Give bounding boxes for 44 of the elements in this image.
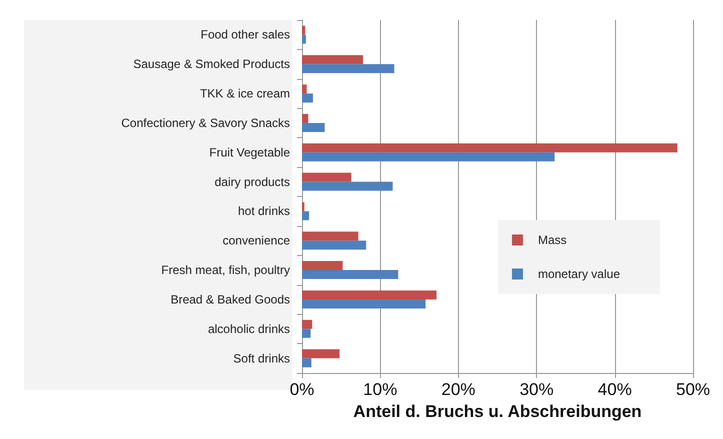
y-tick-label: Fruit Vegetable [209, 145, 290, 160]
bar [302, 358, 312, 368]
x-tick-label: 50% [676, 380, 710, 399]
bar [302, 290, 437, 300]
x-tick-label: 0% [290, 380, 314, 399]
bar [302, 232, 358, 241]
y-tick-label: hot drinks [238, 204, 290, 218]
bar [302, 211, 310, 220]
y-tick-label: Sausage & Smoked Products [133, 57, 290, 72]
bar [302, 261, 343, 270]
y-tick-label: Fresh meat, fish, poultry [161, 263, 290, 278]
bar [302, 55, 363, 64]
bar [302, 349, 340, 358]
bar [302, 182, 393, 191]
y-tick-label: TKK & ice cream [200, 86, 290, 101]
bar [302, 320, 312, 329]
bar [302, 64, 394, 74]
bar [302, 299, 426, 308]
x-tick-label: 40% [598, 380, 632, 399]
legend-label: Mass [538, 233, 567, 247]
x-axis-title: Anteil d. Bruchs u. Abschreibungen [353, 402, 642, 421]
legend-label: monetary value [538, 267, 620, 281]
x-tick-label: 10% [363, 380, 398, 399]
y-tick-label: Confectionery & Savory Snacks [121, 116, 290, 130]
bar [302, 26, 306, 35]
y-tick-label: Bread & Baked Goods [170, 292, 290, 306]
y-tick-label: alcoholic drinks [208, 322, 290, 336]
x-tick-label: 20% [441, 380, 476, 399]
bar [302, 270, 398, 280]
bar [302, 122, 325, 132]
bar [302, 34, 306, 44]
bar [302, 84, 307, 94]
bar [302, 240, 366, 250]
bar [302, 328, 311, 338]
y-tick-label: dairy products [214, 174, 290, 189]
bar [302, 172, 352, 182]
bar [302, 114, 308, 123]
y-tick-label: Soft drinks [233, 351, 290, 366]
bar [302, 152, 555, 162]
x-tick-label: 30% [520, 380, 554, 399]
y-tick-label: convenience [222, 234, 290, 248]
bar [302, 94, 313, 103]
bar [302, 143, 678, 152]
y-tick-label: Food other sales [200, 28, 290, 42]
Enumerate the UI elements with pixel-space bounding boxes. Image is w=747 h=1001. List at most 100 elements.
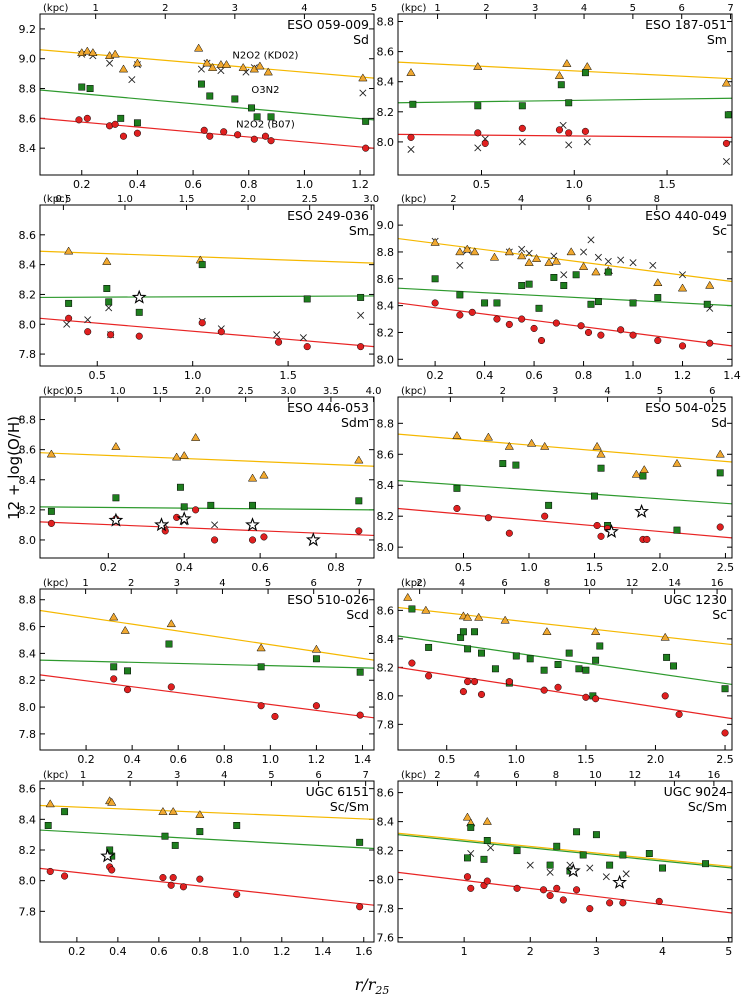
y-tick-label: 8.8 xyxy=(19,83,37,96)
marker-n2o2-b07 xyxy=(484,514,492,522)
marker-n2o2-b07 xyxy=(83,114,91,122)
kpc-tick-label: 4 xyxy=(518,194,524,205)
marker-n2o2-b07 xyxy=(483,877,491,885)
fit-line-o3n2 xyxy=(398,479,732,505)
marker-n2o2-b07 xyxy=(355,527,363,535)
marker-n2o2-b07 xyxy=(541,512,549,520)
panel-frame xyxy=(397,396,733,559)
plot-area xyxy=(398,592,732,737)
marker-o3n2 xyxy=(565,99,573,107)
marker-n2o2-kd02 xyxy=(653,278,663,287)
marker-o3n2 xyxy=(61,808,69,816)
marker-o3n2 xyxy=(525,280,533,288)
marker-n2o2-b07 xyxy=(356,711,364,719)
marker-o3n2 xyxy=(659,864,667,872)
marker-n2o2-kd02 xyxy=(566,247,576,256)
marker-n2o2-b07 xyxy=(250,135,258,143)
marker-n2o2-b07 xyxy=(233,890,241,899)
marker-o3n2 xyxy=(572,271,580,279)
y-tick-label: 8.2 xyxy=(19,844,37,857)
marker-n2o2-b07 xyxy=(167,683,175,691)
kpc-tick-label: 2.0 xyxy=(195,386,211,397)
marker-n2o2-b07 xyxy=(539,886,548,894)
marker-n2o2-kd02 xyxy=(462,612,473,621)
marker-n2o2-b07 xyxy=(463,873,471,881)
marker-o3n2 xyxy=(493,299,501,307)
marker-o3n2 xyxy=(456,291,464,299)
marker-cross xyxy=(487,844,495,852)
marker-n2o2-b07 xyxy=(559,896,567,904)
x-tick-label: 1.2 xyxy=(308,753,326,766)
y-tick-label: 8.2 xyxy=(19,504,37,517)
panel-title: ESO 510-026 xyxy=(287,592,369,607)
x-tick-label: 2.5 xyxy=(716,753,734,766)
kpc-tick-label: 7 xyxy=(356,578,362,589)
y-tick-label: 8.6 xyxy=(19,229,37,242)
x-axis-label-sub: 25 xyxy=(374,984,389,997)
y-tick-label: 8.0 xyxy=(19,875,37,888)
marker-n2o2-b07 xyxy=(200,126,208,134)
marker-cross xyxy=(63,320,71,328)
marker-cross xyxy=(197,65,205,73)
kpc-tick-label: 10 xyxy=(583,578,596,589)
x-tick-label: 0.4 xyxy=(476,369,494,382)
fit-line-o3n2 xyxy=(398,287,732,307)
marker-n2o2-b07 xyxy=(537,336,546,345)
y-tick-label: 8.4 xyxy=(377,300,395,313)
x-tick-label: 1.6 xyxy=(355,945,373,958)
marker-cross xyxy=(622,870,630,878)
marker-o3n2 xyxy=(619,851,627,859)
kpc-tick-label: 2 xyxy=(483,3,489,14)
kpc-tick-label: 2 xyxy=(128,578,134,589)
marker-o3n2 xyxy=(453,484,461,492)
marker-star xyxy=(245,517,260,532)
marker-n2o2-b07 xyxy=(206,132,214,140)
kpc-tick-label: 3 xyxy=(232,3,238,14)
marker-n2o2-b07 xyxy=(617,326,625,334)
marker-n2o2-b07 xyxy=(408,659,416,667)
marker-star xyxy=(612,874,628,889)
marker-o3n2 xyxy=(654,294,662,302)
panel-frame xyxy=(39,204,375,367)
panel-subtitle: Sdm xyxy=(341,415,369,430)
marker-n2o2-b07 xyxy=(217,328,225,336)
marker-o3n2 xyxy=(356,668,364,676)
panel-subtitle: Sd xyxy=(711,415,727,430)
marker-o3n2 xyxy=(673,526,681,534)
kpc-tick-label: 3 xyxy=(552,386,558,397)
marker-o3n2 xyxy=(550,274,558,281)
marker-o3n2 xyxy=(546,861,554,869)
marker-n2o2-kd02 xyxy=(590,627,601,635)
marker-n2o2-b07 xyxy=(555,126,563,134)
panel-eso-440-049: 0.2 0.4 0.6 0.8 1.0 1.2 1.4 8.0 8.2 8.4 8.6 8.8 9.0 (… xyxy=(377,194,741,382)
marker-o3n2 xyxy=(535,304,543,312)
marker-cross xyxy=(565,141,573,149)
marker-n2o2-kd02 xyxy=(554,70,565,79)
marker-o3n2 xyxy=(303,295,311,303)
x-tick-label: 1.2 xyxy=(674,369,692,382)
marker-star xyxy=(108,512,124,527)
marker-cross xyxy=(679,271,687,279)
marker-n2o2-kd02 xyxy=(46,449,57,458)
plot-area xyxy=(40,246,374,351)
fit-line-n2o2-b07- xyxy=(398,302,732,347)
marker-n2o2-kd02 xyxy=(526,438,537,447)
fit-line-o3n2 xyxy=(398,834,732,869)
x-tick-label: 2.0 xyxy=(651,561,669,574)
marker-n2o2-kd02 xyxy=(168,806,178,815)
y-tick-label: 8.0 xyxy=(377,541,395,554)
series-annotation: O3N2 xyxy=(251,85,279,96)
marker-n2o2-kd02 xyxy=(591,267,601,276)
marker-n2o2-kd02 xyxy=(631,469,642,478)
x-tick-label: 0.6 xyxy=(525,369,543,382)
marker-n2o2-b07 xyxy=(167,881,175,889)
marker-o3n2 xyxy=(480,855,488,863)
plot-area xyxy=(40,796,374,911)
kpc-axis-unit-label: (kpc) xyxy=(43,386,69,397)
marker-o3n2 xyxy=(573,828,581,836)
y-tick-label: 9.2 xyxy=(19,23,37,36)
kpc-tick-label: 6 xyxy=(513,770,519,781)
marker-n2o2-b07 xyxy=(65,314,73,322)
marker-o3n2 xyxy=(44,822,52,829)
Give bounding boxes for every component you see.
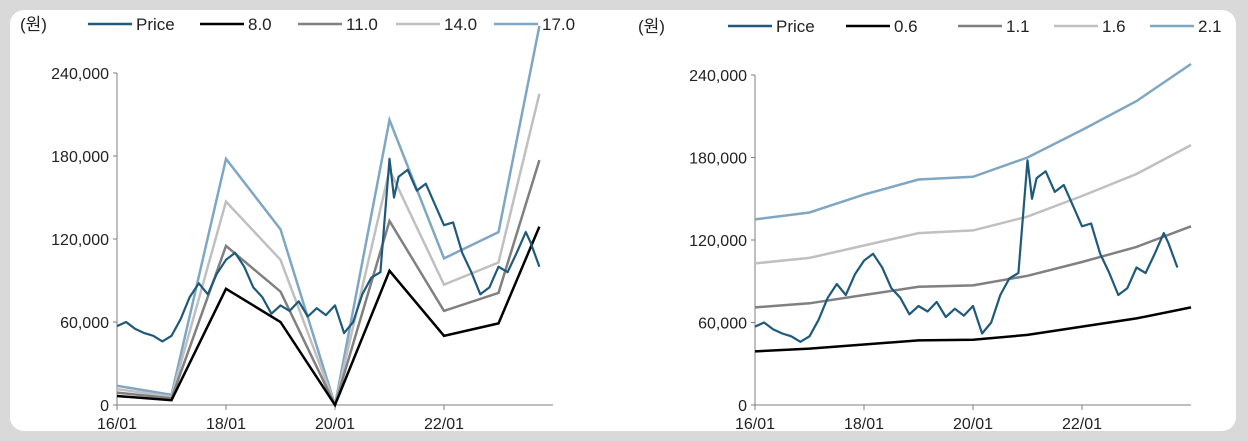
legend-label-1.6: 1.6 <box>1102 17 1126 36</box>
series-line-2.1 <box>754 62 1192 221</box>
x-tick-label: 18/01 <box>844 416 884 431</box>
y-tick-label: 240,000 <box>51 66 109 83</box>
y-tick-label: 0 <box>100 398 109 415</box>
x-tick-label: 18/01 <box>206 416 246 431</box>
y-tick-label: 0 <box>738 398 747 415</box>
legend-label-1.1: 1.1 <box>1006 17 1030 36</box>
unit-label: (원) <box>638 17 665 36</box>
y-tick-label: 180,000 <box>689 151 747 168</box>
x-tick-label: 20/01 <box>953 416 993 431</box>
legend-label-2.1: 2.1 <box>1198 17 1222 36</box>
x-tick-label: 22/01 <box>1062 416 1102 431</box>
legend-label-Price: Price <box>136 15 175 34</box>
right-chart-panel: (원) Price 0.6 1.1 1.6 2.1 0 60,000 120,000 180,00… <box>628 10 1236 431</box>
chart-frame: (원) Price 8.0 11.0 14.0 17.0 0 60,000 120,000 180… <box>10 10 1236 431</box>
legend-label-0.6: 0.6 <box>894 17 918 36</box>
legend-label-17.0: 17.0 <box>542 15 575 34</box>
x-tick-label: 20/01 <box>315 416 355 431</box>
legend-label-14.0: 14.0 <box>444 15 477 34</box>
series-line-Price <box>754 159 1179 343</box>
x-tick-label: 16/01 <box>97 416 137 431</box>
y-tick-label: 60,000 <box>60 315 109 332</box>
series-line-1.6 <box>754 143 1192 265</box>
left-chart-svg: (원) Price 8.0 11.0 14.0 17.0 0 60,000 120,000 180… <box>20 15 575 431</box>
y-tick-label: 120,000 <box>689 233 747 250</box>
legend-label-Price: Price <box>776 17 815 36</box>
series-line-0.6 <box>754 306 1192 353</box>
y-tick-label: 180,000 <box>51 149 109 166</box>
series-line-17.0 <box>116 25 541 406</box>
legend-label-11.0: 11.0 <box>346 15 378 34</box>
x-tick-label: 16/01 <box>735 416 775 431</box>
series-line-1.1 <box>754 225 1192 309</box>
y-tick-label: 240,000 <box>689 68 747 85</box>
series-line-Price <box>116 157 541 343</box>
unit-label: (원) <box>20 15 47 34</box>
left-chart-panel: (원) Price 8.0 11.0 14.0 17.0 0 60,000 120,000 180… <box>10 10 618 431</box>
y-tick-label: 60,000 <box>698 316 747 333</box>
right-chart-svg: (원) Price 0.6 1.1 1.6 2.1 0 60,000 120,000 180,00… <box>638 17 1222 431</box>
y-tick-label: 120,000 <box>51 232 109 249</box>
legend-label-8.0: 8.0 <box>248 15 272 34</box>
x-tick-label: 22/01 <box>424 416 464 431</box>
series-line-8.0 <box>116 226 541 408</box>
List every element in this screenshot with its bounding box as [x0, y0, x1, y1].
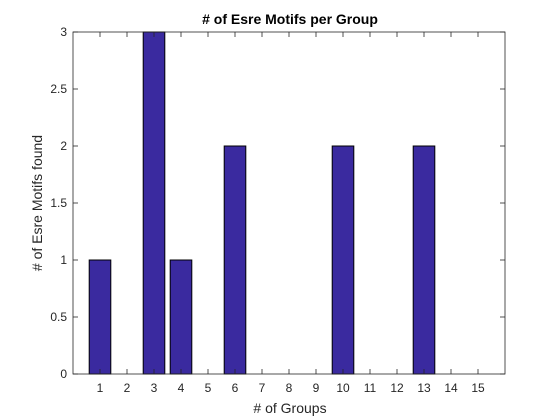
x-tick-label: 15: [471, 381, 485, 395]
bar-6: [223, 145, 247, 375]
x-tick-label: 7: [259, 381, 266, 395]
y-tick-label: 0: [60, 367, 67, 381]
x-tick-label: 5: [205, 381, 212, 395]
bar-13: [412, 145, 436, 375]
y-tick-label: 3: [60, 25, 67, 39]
::::
What you should do |
Transcribe the rows exactly, everything from the line containing "y-tick-label: 8.8 xyxy=(19,83,37,96)" down to the line containing "marker-o3n2 xyxy=(659,864,667,872)", both included.

Result of the exercise |
y-tick-label: 8.8 xyxy=(19,83,37,96)
marker-n2o2-b07 xyxy=(484,514,492,522)
marker-n2o2-b07 xyxy=(83,114,91,122)
kpc-tick-label: 4 xyxy=(518,194,524,205)
marker-n2o2-b07 xyxy=(483,877,491,885)
fit-line-o3n2 xyxy=(398,479,732,505)
marker-n2o2-b07 xyxy=(355,527,363,535)
marker-n2o2-b07 xyxy=(541,512,549,520)
panel-frame xyxy=(397,396,733,559)
plot-area xyxy=(398,592,732,737)
marker-o3n2 xyxy=(565,99,573,107)
marker-n2o2-kd02 xyxy=(653,278,663,287)
marker-o3n2 xyxy=(61,808,69,816)
marker-o3n2 xyxy=(525,280,533,288)
marker-n2o2-b07 xyxy=(356,711,364,719)
marker-o3n2 xyxy=(659,864,667,872)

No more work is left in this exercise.